#### Brief
Could you output every one of the rows below word for word, leaving out the pictures?

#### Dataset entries
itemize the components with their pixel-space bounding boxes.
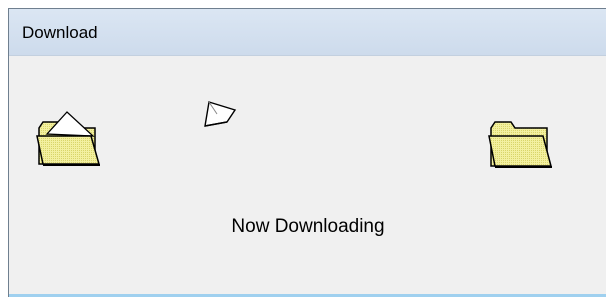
status-text: Now Downloading <box>231 216 385 237</box>
folder-icon <box>485 114 557 179</box>
open-folder-icon <box>33 106 105 175</box>
download-window: Download Now Downloading <box>8 8 606 297</box>
flying-document-icon <box>199 96 245 137</box>
download-animation-area: Now Downloading <box>9 56 606 297</box>
window-title: Download <box>22 23 98 42</box>
title-bar[interactable]: Download <box>9 9 606 56</box>
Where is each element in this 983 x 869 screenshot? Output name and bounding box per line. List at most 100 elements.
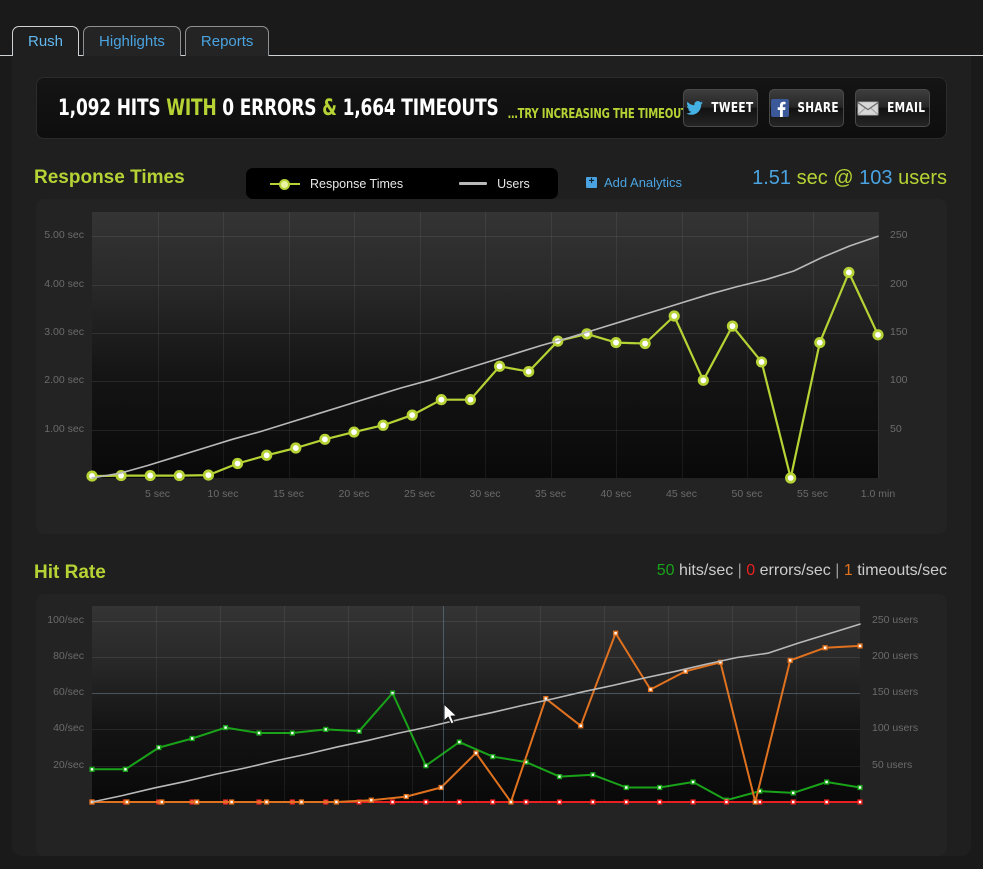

#### Solution for this problem
itemize the components with their pixel-space bounding boxes.
status-text: Now Downloading <box>231 216 385 237</box>
folder-icon <box>485 114 557 179</box>
open-folder-icon <box>33 106 105 175</box>
download-window: Download Now Downloading <box>8 8 606 297</box>
flying-document-icon <box>199 96 245 137</box>
download-animation-area: Now Downloading <box>9 56 606 297</box>
window-title: Download <box>22 23 98 42</box>
title-bar[interactable]: Download <box>9 9 606 56</box>
Where is each element in this 983 x 869 screenshot? Output name and bounding box per line. List at most 100 elements.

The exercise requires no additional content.